(WHAT TO PRODUCE): Carry on the write-up about machine embroidery from where it stops.

(TEXT FOR ANALYSIS):
Extensions → Ink/Stitch → Visualize and Export → Simulator.
Simulator playback of the full stitch order for the design.
Embroidery MachineBrother Innov-is NS1850L
Sewing on the Brother Innov-is NS1850L
Once the design was exported as a .PES file, I moved it to the
Brother Innov-is NS1850L embroidery machine. The finished design measures about
92.6 × 70.2 mm, which fits the machine's embroidery hoop. The steps below follow
how I loaded and started the job on the machine.
Machine setup (Click to view)
Step 1 — Load the file from USB
I inserted the USB drive with the .PES file and selected the USB
source on the machine's touch screen to browse the embroidery files.
Choosing the USB source on the NS1850L touch screen.
Step 2 — Select the design and press Set
I opened the project folder, selected the Lamb design and pressed Set to load
it into the embroidery workspace. The screen shows the design preview along with its final size
(92.6 × 70.2 mm).
Design selected on the USB browser; Set confirms the choice.
Step 3 — Edit and start embroidering
On the edit screen I could Move, Size and Rotate
the design to position it on the hoop, then pressed Edit End to go to the sewing
screen and start. The machine then sews each color region, pausing for thread changes and
trimming between objects as programmed.
Edit screen: position the design, then Edit End to begin.
Embroidering
The videos below show the machine actually sewing the design and a thread color change between
regions.
The machine stitching a fill region of the design.
Another region being embroidered.
Changing the thread color between two objects.
ResultFinished patch
Final embroidered result
The finished embroidery reproduces The Lamb with its separate color regions: the white wool, the
dark body and horns, the red cape, the yellow bell and the red eye. Some fine details shifted
slightly compared to the digital preview — a normal effect of thread density and fabric pull —
which is exactly the kind of design-rule lesson this wildcard week was meant to teach.
The finished machine-embroidered Lamb.The finished path.
Machine EmbroideryAdvantages & Limitations
Advantages and limitations of machine embroidery
Digitizing and sewing this patch made the design rules of embroidery very concrete. Here is what I
learned firsthand.
Advantages
Repeatable and automatic: once the file is digitized, the machine sews the same design consistently every time, with automatic thread trims.
Durable result: the thread patch is tough, washable and looks far more professional than a printed transfer.

(EXTRACTED MATERIAL):
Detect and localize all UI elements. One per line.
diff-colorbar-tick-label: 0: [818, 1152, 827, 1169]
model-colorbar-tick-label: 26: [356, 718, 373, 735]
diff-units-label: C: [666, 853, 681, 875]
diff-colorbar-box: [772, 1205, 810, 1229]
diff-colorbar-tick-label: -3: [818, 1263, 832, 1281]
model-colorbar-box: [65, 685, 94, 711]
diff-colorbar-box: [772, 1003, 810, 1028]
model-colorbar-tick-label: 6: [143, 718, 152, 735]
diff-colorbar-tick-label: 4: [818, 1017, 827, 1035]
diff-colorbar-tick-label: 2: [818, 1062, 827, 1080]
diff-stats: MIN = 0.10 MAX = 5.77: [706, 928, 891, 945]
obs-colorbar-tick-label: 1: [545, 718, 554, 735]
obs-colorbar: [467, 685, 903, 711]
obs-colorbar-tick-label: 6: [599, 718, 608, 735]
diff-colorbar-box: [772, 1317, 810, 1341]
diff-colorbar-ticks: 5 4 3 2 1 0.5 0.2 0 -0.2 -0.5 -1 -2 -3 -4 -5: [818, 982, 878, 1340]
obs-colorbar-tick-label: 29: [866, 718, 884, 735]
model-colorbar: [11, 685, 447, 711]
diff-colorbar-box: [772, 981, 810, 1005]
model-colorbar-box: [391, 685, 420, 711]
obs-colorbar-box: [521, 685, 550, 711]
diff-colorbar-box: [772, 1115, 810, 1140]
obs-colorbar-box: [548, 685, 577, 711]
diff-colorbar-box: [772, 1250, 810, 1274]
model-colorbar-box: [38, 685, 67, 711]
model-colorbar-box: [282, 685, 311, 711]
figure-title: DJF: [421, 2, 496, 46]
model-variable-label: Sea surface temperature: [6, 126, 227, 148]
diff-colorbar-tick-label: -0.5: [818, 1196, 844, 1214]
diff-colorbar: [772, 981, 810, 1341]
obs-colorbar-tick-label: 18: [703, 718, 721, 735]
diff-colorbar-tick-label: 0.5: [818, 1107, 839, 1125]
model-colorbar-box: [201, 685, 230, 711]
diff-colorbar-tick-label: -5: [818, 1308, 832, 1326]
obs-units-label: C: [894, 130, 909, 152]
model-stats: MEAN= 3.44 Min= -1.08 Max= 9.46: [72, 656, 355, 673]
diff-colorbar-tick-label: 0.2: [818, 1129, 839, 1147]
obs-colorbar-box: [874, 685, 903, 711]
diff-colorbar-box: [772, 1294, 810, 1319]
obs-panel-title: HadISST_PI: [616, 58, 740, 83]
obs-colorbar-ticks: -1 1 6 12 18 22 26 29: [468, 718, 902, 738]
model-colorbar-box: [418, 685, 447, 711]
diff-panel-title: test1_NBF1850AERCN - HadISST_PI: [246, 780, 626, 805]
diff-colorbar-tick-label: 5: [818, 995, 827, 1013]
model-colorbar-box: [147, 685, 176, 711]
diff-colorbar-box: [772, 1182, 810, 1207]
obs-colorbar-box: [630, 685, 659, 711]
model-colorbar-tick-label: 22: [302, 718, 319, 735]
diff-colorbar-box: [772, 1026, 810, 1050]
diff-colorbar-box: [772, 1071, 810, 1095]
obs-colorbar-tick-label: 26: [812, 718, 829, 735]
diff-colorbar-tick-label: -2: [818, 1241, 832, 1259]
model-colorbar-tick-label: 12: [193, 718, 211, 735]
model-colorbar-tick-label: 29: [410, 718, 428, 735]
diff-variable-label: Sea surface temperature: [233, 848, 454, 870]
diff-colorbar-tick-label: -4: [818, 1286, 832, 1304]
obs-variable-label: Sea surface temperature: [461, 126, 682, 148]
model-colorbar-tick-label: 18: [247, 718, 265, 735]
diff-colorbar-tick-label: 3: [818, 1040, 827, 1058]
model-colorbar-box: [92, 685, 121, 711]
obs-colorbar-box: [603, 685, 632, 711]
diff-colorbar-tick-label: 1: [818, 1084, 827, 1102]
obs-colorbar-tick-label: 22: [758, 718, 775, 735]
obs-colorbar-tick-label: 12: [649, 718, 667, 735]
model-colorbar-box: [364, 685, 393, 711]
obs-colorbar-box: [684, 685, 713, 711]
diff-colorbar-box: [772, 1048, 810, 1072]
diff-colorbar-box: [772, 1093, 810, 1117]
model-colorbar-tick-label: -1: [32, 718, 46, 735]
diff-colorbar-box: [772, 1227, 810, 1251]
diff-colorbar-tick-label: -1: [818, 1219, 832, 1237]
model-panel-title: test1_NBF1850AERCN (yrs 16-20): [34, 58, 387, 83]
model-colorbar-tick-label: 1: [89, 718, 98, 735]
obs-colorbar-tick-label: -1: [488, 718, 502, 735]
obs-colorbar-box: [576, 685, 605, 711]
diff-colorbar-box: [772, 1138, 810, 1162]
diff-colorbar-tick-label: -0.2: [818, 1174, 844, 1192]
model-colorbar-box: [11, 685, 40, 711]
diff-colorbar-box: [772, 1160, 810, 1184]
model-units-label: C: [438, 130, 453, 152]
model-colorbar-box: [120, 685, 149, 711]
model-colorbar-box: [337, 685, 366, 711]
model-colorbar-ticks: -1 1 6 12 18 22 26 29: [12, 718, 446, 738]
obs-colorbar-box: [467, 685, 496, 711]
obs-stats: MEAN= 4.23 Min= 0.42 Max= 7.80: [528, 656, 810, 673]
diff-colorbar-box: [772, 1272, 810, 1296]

(OUTPUT FOR THIS TASK):
Vector-driven: the design starts from the same kind of vector workflow I already use, so it fits naturally with the rest of my Fab Academy toolchain.
Free software path: Inkscape + Ink/Stitch export directly to the machine format at no cost.
Rich texture: different fill types and stitch angles give a tactile, physical quality that flat fabrication can't.
Limitations
Small detail is hard: very thin lines and tiny features (like the eye) don't resolve cleanly — the needle and thread have a minimum feature size well above a laser or printer.
Overlap and density matter: overlapping shapes must be cut with Difference, and too-dense fills pucker the fabric or break the thread.
Stitch order and trims: a bad object order means long jump threads and many manual thread changes; it must be planned deliberately.
Fabric pull / distortion: the thread tension distorts the shapes slightly, so the sewn result never matches the digital preview exactly.
Color = thread change: every color is a manual thread swap, so a busy palette makes the job much slower.
The takeaway is that embroidery rewards simple, bold, well-separated shapes with a
small palette — quite different from the fine detail a laser or 3D printer can hold.
Final Project Impact
This wildcard week broadened the set of fabrication processes I can draw on for personalization and
branding.
Machine embroidery gives me a way to add durable, professional branding or labels to fabric parts.
The raster → vector → stitch workflow reinforces the vector discipline I use across the whole project.
Understanding embroidery design rules (feature size, overlaps, color = thread change) helps me choose the right process for each future artifact.